Written task :: Below is a block of records. Copy every line in it that contains the word "caption".

Source material ::
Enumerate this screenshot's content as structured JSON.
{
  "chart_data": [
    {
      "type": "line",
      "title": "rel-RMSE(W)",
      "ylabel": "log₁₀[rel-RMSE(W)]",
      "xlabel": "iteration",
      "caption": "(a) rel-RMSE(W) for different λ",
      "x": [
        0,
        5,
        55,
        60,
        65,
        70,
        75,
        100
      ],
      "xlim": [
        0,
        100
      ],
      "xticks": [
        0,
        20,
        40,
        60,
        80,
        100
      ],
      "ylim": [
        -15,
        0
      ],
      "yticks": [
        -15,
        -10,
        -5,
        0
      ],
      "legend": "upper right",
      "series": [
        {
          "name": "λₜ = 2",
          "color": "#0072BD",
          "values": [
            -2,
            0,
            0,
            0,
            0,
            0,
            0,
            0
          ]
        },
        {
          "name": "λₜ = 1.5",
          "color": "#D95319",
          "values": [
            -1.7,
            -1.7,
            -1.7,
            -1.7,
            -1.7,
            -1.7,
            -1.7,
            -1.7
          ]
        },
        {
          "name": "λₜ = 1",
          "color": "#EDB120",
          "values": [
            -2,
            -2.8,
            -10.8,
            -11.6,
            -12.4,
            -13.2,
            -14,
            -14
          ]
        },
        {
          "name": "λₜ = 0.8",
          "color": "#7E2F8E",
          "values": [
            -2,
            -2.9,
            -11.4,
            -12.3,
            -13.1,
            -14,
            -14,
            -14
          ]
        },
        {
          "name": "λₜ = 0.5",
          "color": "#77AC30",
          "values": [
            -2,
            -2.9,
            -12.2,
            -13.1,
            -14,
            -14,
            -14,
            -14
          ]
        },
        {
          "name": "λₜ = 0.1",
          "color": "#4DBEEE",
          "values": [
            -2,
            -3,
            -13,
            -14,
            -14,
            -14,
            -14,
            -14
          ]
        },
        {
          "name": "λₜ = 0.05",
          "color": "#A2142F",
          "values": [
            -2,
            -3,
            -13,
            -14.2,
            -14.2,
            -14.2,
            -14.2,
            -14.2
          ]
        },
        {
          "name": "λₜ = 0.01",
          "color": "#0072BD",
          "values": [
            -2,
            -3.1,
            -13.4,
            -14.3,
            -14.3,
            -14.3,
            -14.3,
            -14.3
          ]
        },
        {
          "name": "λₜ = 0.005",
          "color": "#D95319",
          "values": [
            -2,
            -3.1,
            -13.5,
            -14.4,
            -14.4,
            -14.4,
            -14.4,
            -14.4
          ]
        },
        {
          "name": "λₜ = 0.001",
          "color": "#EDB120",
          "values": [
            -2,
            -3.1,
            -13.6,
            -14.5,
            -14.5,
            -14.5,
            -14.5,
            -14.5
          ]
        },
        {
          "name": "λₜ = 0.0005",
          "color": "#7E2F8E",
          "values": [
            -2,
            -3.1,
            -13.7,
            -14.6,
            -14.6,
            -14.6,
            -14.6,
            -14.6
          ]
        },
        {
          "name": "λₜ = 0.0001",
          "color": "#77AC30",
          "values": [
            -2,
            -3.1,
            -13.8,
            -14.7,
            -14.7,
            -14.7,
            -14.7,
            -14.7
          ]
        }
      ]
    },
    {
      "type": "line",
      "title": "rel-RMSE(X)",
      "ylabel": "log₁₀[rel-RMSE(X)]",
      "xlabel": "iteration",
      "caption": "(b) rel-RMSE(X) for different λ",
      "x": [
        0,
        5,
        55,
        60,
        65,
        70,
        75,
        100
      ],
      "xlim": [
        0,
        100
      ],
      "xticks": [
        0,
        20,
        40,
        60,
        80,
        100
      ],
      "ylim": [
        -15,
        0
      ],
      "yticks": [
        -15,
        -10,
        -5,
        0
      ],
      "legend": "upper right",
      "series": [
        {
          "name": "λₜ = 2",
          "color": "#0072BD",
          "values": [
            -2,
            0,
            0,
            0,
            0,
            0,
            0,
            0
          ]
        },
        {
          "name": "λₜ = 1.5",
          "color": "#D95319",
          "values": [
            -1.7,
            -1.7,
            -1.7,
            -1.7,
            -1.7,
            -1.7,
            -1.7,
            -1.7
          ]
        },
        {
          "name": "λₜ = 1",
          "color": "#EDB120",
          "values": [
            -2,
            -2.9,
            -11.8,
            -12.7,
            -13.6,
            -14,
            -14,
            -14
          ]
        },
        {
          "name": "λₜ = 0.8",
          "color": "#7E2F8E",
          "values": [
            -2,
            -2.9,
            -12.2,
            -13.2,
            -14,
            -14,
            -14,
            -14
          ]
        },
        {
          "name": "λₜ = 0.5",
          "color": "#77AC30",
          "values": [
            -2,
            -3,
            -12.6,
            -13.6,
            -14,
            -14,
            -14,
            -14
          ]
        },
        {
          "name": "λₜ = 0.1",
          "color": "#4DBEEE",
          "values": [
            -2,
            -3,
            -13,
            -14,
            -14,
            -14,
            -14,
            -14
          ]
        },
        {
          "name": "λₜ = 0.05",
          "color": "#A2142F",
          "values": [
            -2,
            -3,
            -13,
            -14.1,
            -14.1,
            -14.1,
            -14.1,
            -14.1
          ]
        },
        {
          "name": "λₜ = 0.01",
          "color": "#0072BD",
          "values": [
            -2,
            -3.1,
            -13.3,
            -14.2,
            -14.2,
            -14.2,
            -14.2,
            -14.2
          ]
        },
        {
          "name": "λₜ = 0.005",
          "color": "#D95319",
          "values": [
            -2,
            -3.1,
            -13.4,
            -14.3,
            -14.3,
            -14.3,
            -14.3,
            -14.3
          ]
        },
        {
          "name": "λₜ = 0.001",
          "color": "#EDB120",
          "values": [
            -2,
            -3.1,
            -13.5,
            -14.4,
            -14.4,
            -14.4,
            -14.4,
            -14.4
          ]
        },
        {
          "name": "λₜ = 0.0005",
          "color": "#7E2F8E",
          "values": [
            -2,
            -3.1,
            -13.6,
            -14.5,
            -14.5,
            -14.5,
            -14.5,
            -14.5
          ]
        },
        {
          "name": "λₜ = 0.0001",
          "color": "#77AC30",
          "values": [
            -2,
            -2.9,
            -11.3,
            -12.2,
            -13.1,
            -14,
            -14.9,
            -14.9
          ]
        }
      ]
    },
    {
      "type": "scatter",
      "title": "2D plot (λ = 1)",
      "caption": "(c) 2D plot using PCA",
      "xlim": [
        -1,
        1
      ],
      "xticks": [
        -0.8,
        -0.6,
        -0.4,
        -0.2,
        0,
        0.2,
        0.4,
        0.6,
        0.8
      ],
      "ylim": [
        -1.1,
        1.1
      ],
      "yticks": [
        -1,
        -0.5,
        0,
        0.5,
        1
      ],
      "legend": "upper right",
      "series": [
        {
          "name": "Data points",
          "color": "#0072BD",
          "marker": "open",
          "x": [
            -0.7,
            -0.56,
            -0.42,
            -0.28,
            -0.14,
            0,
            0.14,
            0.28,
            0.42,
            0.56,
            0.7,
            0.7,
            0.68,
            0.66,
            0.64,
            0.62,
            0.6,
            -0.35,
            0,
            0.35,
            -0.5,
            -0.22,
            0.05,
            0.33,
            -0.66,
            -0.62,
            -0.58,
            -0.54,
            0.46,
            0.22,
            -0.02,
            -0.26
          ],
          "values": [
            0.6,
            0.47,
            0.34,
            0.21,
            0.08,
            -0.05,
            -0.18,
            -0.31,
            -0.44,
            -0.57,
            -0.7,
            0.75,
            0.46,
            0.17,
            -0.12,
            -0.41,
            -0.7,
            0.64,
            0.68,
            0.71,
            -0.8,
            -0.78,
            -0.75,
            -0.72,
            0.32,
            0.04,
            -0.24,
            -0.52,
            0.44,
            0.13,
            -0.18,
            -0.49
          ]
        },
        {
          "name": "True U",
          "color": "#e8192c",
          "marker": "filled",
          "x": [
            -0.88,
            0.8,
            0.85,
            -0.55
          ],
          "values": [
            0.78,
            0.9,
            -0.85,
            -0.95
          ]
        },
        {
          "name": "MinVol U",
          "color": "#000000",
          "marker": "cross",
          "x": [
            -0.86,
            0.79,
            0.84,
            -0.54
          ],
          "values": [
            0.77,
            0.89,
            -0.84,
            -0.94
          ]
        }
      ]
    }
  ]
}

Full output ::
      "caption": "(a) rel-RMSE(W) for different λ",
      "caption": "(b) rel-RMSE(X) for different λ",
      "caption": "(c) 2D plot using PCA",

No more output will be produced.